» TASK INSTRUCTIONS: Search the records for the word "text" and report each line that has it.

» INPUT FOR THIS TASK:
================================
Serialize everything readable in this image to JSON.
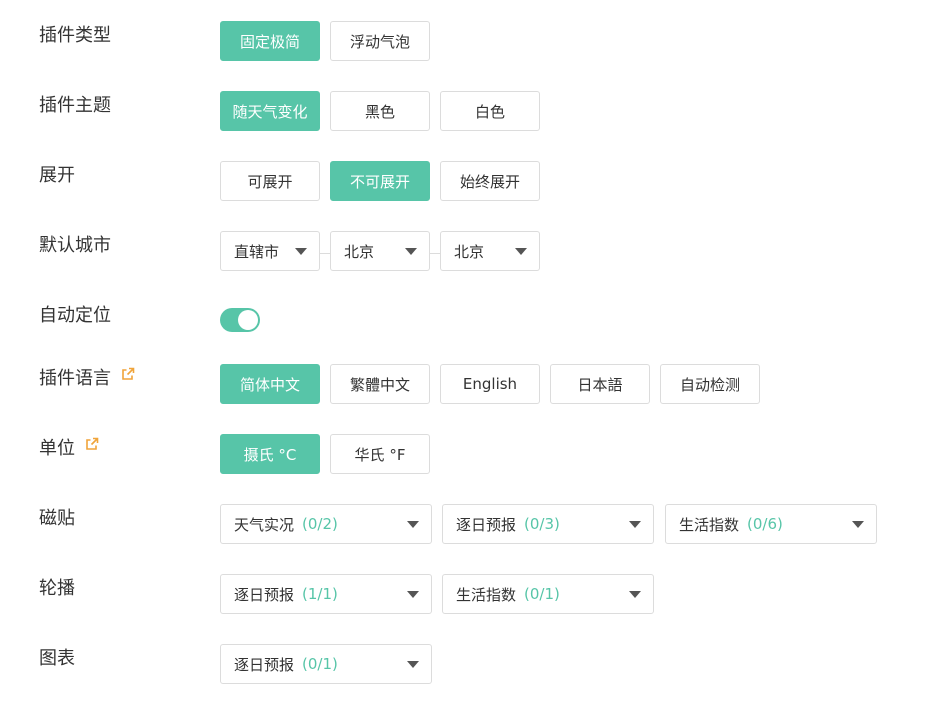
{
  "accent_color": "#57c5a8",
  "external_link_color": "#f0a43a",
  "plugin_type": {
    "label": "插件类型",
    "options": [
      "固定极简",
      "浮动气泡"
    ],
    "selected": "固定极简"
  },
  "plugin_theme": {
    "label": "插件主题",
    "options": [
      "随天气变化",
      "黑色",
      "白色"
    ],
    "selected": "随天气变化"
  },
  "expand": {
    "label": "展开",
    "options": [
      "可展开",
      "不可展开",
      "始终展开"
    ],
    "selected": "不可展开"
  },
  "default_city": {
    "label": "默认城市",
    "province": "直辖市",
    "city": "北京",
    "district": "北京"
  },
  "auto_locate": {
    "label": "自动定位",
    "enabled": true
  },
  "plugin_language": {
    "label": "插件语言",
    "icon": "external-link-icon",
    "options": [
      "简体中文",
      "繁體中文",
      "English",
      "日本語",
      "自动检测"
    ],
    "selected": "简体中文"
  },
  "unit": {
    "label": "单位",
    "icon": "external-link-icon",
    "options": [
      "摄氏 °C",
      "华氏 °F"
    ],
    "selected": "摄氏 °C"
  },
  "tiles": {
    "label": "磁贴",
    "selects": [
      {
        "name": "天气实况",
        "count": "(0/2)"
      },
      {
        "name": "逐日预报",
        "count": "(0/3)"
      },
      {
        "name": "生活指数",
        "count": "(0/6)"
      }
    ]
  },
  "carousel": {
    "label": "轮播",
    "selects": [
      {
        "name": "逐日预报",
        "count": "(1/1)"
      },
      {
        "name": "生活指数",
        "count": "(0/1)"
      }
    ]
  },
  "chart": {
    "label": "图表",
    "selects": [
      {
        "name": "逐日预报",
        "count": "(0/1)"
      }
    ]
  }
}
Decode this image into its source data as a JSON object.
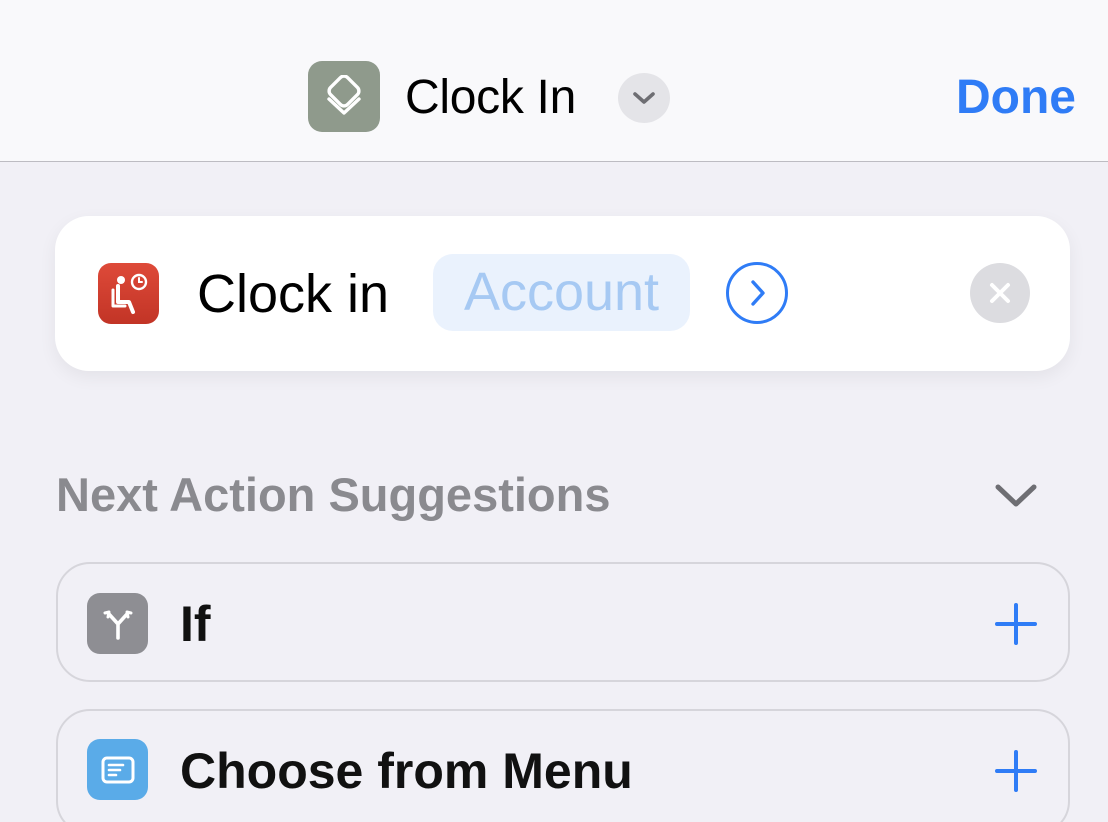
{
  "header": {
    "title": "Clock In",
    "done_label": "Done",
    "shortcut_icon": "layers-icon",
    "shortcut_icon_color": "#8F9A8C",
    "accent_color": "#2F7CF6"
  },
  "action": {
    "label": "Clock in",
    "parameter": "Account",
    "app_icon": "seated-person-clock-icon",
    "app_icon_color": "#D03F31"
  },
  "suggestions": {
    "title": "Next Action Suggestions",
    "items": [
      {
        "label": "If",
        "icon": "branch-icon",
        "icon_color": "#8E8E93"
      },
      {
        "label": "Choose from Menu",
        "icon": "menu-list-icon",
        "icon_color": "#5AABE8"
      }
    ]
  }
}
================================
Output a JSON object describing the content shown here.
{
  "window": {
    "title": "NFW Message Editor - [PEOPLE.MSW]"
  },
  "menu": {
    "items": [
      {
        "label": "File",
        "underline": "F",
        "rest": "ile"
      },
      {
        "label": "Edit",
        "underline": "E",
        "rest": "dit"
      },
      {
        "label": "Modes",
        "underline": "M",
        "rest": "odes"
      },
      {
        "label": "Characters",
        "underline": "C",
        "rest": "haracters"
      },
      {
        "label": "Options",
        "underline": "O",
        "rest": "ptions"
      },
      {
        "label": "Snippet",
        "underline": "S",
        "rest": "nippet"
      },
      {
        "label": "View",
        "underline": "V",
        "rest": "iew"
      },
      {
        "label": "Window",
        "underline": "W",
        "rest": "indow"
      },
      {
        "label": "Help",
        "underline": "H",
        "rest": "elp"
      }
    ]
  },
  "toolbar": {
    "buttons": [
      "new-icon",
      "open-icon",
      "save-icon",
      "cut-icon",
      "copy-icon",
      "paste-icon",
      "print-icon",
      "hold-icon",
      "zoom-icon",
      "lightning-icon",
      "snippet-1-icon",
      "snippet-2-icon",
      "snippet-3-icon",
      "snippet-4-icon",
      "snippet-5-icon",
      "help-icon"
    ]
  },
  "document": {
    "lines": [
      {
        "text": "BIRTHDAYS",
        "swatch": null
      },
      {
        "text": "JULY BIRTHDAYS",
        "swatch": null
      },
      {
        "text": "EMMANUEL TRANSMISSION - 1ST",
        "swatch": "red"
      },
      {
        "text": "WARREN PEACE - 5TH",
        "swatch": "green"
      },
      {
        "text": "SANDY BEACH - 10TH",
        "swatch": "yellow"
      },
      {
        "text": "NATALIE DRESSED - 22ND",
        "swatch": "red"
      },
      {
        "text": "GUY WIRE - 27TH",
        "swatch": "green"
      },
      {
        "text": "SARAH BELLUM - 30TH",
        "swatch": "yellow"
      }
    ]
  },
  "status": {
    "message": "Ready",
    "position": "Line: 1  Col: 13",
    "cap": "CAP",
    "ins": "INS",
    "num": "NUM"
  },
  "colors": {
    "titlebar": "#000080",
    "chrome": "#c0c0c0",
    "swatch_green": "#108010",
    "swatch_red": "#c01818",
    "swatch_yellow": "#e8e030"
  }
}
================================
» TASK ANSWER:
        "text": "BIRTHDAYS",
        "text": "JULY BIRTHDAYS",
        "text": "EMMANUEL TRANSMISSION - 1ST",
        "text": "WARREN PEACE - 5TH",
        "text": "SANDY BEACH - 10TH",
        "text": "NATALIE DRESSED - 22ND",
        "text": "GUY WIRE - 27TH",
        "text": "SARAH BELLUM - 30TH",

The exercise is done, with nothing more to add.